--- 提示文 ---

【有給休暇について】義務化に隠された抜け道について詳しくご紹介
2019年4月から有給休暇を取得することが法律で義務化されました。おそらくこの記事を読んでいる方は、義務化にあたり何かしら不安を感じている方ではないでしょうか。まだ法改正されて間もないので、もしかすると周知されていない会社もあるかもしれません。有給休暇の義務化とはどういうことなのか、ご紹介をしていきます。
有給休暇取得義務化の概要
2019年4月より有給休暇取得が義務化
正社員であれパート・アルバイトの非正規社員であれ、会社に雇用されている方であれば有給休暇が付与されている方が多いですが、実際のところ有給休暇を取得できている方はどのぐらいいるでしょうか。
「日本人は休暇を取らない」と言われて久しいですが、付与されている休暇を使いきれない理由は多々あります。
「周りに迷惑がかかる」「忙しいから」「言いづらいから」という理由が一般的ですが、そんな働きすぎである日本人の労働生活を刷新するべく、働き方改革で法律が改正される運びとなりました。それが2019年4月の「有給休暇取得の義務化」です。
法改正の概要
今回の法改正の対象者は、年10日以上の有給休暇が付与されている労働者です。フルタイムで働いている方で6か月以上継続勤務していれば、誰でも付与されているはずです。
その10日のうち、「必ず年5日は有給休暇を取得しなければならない」という法律になります。それも従業員の判断ではなく、雇用している会社側が必ず取得させなければいけません。
「そんなことを言ってもうちの会社は有給を取らせてくれない」という事実がある場合、これは法律違反になり会社は罰金を支払わなければいけなくなります。
有給休暇取得義務化によって企業に求められる対応
法律改正により労働者にとっては朗報になりましたが、会社を経営する側にとっては耳が痛いことも多いのではないでしょうか。
従業員の有給休暇取得日の管理
大企業であれば有給を含む労務管理は専門の部署がきっちりと行っている所が多いですが、規模の小さい会社になると管理ができていないこともあります。
今回の法改正により、会社側は有給休暇の帳簿を作成して3年間保管する義務ができました。

--- 一覧 ---

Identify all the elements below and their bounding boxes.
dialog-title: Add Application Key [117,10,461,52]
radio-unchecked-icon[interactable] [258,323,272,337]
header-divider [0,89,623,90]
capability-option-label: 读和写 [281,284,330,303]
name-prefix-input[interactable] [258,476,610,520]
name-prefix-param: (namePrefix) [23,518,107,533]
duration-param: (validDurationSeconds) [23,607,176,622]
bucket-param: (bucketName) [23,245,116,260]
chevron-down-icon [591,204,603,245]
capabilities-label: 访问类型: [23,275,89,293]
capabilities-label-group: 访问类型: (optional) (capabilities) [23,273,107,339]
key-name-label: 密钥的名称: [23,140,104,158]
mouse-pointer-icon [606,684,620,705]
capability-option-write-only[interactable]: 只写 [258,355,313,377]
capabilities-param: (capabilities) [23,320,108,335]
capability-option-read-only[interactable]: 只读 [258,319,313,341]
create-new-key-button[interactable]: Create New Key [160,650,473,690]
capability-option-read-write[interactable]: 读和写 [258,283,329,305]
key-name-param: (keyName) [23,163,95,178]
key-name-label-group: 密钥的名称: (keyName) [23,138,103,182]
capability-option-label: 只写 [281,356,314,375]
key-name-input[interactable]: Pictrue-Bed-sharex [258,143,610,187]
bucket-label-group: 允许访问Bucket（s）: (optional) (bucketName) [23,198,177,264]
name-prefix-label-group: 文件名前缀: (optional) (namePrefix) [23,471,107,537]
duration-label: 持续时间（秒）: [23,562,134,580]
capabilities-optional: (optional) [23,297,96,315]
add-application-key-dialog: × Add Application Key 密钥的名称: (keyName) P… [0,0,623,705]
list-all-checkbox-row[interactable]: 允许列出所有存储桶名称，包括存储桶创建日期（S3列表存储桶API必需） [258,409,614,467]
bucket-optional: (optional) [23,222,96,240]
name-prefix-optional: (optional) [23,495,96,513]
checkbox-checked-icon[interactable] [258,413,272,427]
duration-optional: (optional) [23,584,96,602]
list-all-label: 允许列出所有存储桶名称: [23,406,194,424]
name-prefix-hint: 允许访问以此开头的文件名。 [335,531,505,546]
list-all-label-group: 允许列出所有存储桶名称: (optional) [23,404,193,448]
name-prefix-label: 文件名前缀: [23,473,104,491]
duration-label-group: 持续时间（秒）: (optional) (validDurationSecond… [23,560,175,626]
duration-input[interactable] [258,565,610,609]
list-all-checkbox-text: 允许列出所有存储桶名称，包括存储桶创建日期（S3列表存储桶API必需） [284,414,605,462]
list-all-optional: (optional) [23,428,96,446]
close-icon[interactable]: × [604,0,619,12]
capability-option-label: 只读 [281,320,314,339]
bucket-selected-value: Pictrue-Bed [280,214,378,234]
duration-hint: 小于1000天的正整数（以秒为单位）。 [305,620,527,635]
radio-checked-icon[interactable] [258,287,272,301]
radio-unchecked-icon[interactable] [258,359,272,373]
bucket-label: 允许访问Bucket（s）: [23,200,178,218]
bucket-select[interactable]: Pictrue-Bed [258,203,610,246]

---
--- 一覧 ---

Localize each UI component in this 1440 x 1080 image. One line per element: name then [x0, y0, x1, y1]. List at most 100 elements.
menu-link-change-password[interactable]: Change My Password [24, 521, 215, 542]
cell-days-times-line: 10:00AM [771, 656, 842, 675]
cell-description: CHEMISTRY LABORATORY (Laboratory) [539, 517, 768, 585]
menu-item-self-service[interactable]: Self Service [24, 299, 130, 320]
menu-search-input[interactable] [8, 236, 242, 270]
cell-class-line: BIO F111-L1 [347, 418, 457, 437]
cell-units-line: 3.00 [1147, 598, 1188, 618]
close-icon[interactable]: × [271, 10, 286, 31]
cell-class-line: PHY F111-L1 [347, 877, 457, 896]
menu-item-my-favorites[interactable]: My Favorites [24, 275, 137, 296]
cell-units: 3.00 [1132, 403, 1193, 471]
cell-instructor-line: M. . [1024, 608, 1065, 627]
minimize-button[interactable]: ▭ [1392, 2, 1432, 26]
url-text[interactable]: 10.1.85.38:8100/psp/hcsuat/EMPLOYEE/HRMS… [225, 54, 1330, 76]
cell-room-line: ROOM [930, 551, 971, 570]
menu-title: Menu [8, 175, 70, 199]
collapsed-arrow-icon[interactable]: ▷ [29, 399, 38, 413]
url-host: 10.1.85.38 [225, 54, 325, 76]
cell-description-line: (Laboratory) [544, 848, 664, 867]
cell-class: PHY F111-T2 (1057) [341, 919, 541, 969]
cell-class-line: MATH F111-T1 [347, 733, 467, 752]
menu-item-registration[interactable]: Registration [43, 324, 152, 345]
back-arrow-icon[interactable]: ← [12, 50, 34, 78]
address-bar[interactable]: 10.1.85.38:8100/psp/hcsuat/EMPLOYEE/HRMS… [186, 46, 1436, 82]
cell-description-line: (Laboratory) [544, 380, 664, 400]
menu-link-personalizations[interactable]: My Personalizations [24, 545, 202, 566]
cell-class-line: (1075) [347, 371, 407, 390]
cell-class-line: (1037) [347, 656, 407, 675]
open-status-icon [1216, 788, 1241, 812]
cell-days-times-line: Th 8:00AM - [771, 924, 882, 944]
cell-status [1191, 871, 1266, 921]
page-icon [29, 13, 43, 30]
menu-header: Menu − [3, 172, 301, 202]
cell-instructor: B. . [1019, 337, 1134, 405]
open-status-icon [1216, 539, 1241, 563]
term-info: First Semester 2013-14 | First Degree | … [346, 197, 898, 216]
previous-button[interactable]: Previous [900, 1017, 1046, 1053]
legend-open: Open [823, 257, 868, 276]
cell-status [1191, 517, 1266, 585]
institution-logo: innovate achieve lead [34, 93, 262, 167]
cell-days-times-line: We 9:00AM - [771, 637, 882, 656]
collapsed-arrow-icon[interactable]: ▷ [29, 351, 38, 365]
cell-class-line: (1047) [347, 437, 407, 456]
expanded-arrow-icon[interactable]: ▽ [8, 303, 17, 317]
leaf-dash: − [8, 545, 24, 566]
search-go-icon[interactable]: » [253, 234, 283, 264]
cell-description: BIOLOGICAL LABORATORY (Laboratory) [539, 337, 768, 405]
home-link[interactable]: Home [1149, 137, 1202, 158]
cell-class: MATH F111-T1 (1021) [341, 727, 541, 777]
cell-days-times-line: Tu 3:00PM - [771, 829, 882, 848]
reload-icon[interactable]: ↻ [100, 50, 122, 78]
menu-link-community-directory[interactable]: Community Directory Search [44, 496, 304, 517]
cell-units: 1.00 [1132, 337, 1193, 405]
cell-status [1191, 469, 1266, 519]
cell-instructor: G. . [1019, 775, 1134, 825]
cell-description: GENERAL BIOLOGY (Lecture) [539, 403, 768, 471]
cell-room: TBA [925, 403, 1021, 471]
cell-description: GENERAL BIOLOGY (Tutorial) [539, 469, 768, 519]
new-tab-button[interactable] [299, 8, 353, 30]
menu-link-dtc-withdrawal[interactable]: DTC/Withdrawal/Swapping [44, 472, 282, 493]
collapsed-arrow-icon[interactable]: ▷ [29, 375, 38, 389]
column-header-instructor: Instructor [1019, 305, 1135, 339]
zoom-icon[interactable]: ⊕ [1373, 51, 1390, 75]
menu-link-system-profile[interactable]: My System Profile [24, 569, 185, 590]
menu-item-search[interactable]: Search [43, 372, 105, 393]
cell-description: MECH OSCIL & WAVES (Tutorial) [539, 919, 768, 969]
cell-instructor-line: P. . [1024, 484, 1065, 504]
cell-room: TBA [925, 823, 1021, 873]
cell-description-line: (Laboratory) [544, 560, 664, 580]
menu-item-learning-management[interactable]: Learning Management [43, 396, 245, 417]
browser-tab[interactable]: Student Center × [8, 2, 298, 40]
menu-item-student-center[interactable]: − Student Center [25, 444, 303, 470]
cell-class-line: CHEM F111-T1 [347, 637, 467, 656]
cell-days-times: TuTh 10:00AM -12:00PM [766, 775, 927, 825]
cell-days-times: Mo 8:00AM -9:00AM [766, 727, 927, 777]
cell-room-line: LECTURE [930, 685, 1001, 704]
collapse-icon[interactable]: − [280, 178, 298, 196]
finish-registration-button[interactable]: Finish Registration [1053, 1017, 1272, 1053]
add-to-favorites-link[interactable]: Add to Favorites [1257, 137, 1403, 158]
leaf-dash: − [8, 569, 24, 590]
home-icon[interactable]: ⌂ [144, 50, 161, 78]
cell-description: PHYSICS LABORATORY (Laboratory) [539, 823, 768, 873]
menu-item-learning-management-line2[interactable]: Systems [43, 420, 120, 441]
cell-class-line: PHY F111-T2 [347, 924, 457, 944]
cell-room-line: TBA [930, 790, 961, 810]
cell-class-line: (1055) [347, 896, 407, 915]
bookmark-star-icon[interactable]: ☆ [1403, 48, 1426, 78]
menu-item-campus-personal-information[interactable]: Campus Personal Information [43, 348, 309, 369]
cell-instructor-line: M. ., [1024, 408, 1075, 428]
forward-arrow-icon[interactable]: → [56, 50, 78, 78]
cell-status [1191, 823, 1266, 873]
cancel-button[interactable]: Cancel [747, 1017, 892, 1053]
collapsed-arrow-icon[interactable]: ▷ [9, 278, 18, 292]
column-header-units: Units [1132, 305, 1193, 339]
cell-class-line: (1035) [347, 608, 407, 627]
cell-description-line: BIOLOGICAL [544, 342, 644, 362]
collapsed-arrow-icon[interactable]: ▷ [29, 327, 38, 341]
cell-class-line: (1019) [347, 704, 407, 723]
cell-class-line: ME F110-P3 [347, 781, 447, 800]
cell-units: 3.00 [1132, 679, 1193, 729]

---

- _取り組む課題_
有給休暇の取得義務化に関する文章を、最後の一文に続けて書き進めてください。 一覧は本件とは関係ありません。

- _最終解答_
要は、「きちんと有給を取得させているか、国にいつでも報告ができるよう管理する」必要があるのです。
従業員への法改正の説明
いくら法律で義務化されたからといっても、今まで有給休暇を取得できる雰囲気がなかった会社では、従業員が自分で声をあげるのは難しいものがあります。
有給の取得を促進し、「休みを取ることは悪いことではない」ということを、会社が説明する必要があります。
年5日の有給が取得できていない場合は、従業員ひとりあたり30万円の罰金が発生しますので、きちんと周知し、管理することが必須になります。
休んでも問題ない体制づくり
会社が有給休暇義務化を周知し、従業員が理解したとしても、それでも休みは取りにくいものです。
有給休暇を取りやすい雰囲気づくりや、仕組みづくりは会社の課題です。
ある会社では、「BBQ休暇」「妻の誕生日休暇」というように有給を取る目的を設定することで、従業員が休みを取りやすい仕組みを取り入れた所、取得率が100%になったという例もあります。
昔ながらの慣習や雰囲気をいきなり払拭するのはなかなか骨が折れますが、従業員に対して働きかけていくことが会社の義務ではないでしょうか。
有給休暇取得の義務化の抜け道
従業員にとっては朗報となる有給休暇取得の義務化ですが、一方で会社側にとってはリスクになる場合もあります。
「5日働けば売上●万円」のところが、「5日間売上がない上に、有給を支払わなければいけない」となった場合、会社の売上としてはマイナスになってしまいます。
そんな時に会社側がどのような抜け道を考えるか、一例をご紹介します。
法的な判断が分かれる可能性がある手口
■会社規定の休日で有給休暇を使われる
正確に言うと、もともと会社カレンダーで休みだったはずの日がいつの間にか平日(勤務日)に代わっており、そこに有給休暇を充てられるケースです。
年間の稼働日を減らさない為の抜け道です。
■有給休暇を会社都合の日に指定される
休暇日は従業員と相談して決めるのが原則であり、有給休暇の取得日を会社都合で指定してしまうのは違法となる可能性があります。
上司の圧力で希望日に取得できない場合も同様です。
■有給休暇が発生しないように再雇用する
今回の法改正で有給休暇取得義務化の対象になるのは、「年10日以上の有給がある人」です。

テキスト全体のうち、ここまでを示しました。